::: Data to process

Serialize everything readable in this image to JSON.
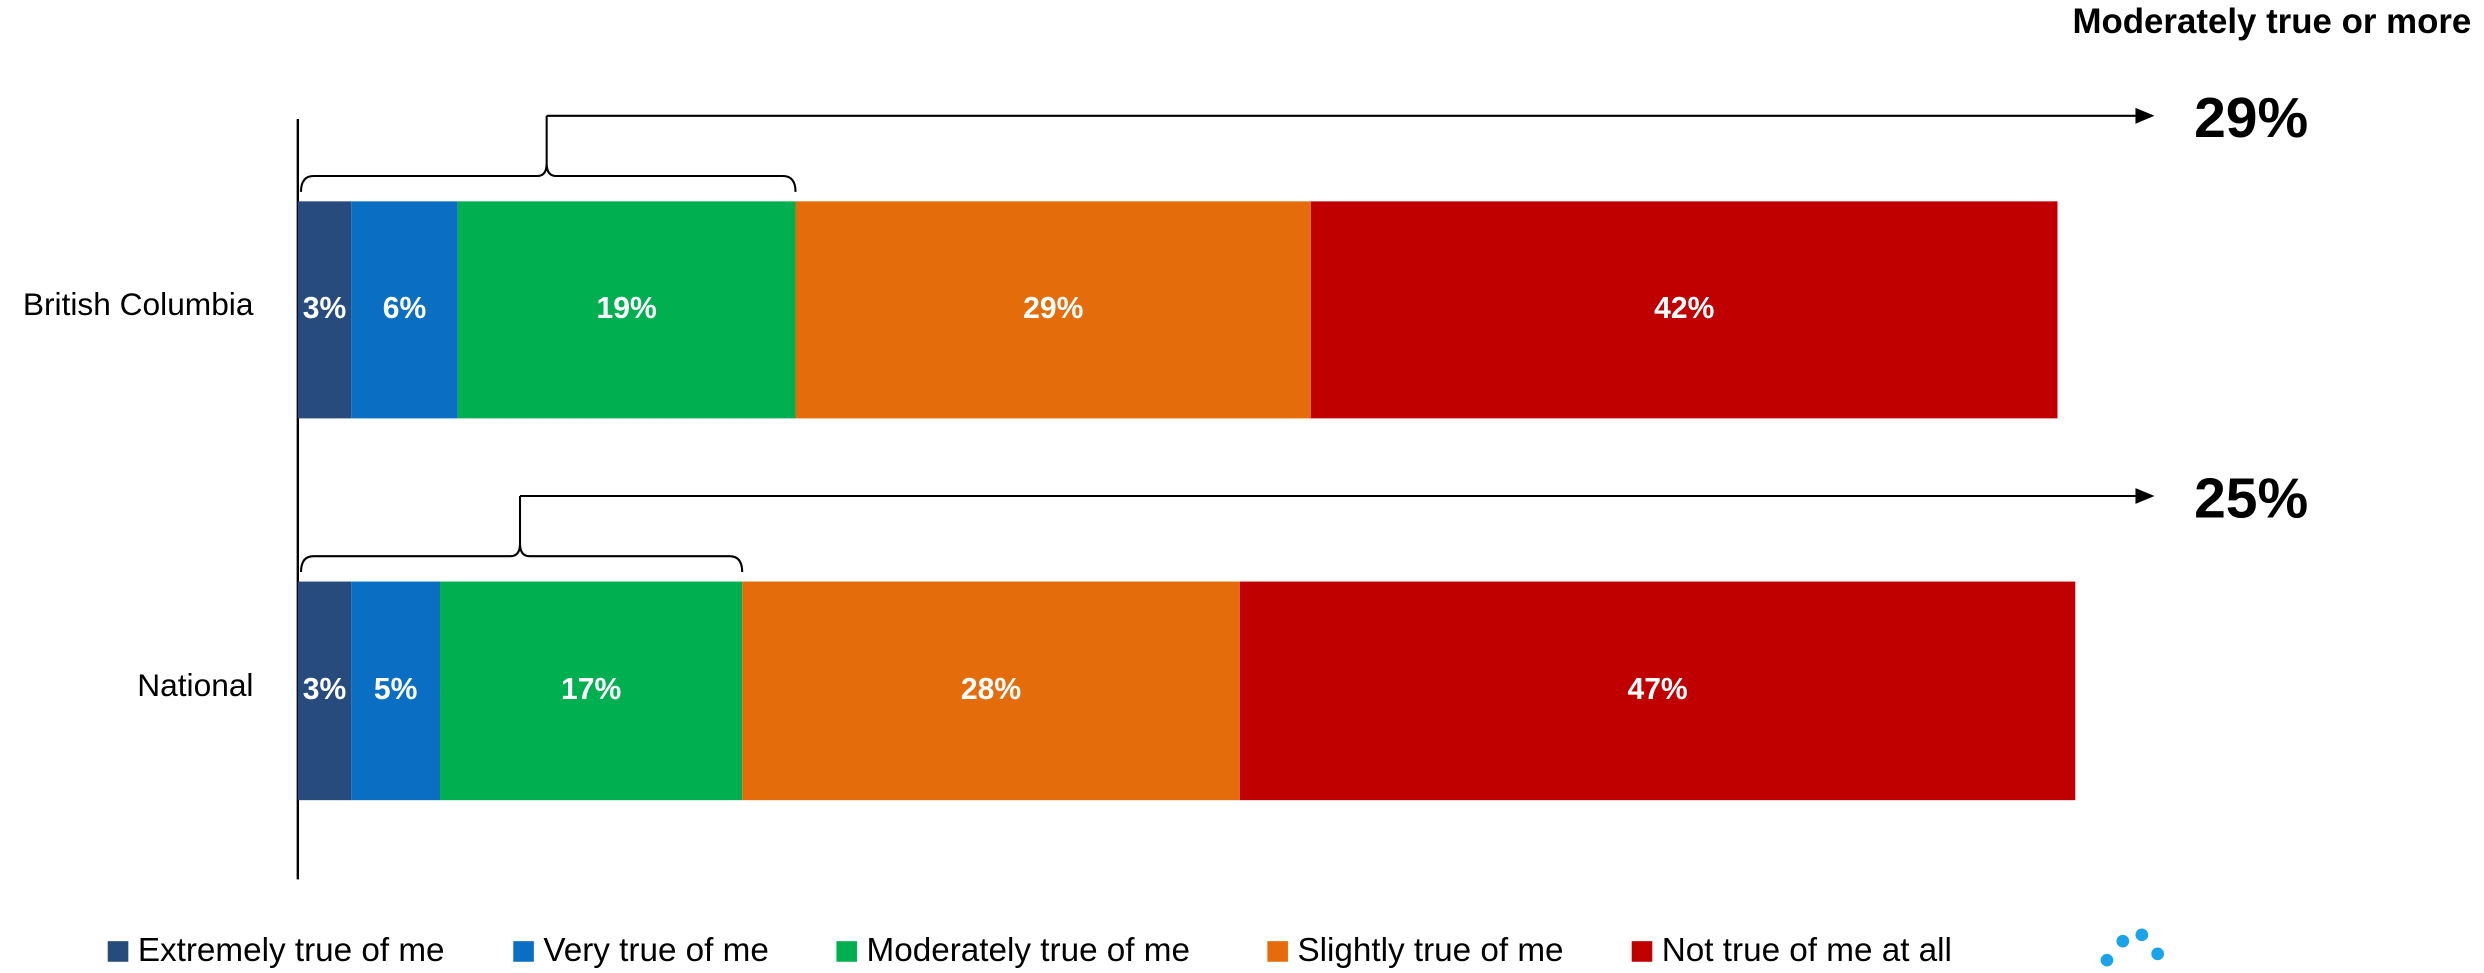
{
  "chart_data": {
    "type": "stacked_bar_horizontal",
    "categories": [
      "British Columbia",
      "National"
    ],
    "xlim": [
      0,
      100
    ],
    "series": [
      {
        "name": "Extremely true of me",
        "color": "#264b7c",
        "values": [
          3,
          3
        ],
        "value_labels": [
          "3%",
          "3%"
        ]
      },
      {
        "name": "Very true of me",
        "color": "#0a6fc2",
        "values": [
          6,
          5
        ],
        "value_labels": [
          "6%",
          "5%"
        ]
      },
      {
        "name": "Moderately true of me",
        "color": "#00b050",
        "values": [
          19,
          17
        ],
        "value_labels": [
          "19%",
          "17%"
        ]
      },
      {
        "name": "Slightly true of me",
        "color": "#e46c0a",
        "values": [
          29,
          28
        ],
        "value_labels": [
          "29%",
          "28%"
        ]
      },
      {
        "name": "Not true of me at all",
        "color": "#c00000",
        "values": [
          42,
          47
        ],
        "value_labels": [
          "42%",
          "47%"
        ]
      }
    ],
    "summary_title": "Moderately true or more",
    "summary_values": [
      29,
      25
    ],
    "summary_labels": [
      "29%",
      "25%"
    ]
  }
}
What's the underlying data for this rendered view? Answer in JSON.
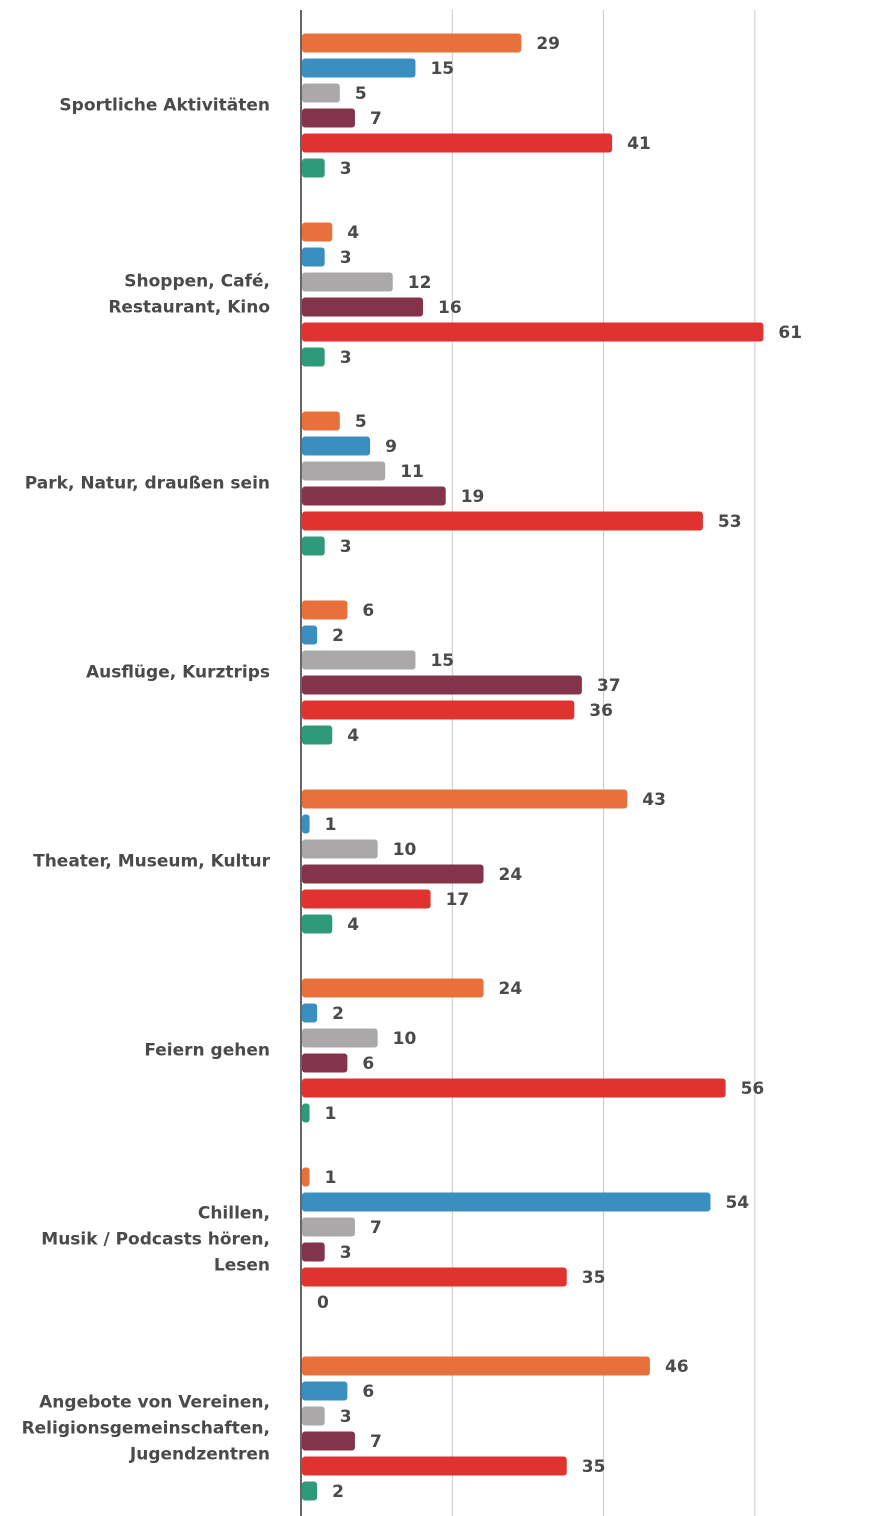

::::::

All the lines above are to be reproduced exactly, except the pictures.

Problem solution:
Serialize everything readable in this image to JSON.
{
  "chart_data": {
    "type": "stacked_bar_horizontal",
    "categories": [
      "British Columbia",
      "National"
    ],
    "xlim": [
      0,
      100
    ],
    "series": [
      {
        "name": "Extremely true of me",
        "color": "#264b7c",
        "values": [
          3,
          3
        ],
        "value_labels": [
          "3%",
          "3%"
        ]
      },
      {
        "name": "Very true of me",
        "color": "#0a6fc2",
        "values": [
          6,
          5
        ],
        "value_labels": [
          "6%",
          "5%"
        ]
      },
      {
        "name": "Moderately true of me",
        "color": "#00b050",
        "values": [
          19,
          17
        ],
        "value_labels": [
          "19%",
          "17%"
        ]
      },
      {
        "name": "Slightly true of me",
        "color": "#e46c0a",
        "values": [
          29,
          28
        ],
        "value_labels": [
          "29%",
          "28%"
        ]
      },
      {
        "name": "Not true of me at all",
        "color": "#c00000",
        "values": [
          42,
          47
        ],
        "value_labels": [
          "42%",
          "47%"
        ]
      }
    ],
    "summary_title": "Moderately true or more",
    "summary_values": [
      29,
      25
    ],
    "summary_labels": [
      "29%",
      "25%"
    ]
  }
}
What's the underlying data for this rendered view? Answer in JSON.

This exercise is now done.